- _PROVIDED RECORDS_:
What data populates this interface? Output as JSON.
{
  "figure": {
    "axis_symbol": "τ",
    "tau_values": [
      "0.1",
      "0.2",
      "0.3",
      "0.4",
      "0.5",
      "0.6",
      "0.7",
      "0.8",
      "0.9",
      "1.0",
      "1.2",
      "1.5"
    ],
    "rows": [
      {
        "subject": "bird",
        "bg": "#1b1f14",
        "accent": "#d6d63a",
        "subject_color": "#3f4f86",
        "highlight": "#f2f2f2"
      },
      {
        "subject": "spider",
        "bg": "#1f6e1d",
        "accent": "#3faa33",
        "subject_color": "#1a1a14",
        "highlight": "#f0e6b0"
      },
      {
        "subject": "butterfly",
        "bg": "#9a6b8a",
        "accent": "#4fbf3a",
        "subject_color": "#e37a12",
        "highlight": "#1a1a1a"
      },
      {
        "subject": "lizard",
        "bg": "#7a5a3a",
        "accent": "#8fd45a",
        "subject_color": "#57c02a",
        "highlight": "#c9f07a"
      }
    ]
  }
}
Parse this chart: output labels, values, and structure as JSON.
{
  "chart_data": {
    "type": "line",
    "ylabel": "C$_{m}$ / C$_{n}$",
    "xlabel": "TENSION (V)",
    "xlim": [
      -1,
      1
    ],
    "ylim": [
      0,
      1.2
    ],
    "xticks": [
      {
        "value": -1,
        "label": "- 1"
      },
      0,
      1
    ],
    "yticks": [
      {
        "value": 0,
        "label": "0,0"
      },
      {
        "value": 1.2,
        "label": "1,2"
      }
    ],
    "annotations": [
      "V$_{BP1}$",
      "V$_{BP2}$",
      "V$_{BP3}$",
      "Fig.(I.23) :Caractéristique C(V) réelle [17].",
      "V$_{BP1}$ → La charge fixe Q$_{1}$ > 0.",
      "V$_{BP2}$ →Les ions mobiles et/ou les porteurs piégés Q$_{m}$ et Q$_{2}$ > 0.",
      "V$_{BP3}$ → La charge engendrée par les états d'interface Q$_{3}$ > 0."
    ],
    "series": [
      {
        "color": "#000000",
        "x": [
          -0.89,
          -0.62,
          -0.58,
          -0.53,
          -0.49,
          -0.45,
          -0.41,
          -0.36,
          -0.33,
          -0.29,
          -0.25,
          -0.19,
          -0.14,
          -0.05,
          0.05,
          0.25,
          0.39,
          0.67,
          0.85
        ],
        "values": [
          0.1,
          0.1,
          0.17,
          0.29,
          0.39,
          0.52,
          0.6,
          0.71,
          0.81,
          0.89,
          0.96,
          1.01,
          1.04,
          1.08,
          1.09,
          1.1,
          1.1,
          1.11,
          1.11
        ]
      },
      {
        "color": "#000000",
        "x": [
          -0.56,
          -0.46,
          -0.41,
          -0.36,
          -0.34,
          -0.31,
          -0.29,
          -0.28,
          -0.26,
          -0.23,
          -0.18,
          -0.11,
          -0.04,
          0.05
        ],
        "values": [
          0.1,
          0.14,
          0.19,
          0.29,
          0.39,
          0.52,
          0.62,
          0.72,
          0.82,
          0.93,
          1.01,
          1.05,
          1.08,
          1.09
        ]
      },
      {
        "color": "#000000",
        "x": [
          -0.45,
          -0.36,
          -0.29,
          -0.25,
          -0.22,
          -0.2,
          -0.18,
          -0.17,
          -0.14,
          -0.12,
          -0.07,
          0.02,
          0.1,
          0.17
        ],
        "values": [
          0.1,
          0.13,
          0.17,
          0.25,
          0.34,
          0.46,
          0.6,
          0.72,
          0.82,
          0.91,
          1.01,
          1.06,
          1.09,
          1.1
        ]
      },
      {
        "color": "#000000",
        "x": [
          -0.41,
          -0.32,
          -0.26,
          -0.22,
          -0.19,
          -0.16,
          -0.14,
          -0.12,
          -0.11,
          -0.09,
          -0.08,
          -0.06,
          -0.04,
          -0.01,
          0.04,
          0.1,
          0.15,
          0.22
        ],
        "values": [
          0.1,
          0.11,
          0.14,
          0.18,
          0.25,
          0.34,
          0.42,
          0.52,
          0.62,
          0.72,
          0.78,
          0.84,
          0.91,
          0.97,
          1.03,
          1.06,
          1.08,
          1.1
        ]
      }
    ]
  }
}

- _DIRECTIONS_: Go through the records above, find every line with the word "JSON", and list those lines.

- _OUTPUT OF THE EXERCISE_:
What data populates this interface? Output as JSON.
Parse this chart: output labels, values, and structure as JSON.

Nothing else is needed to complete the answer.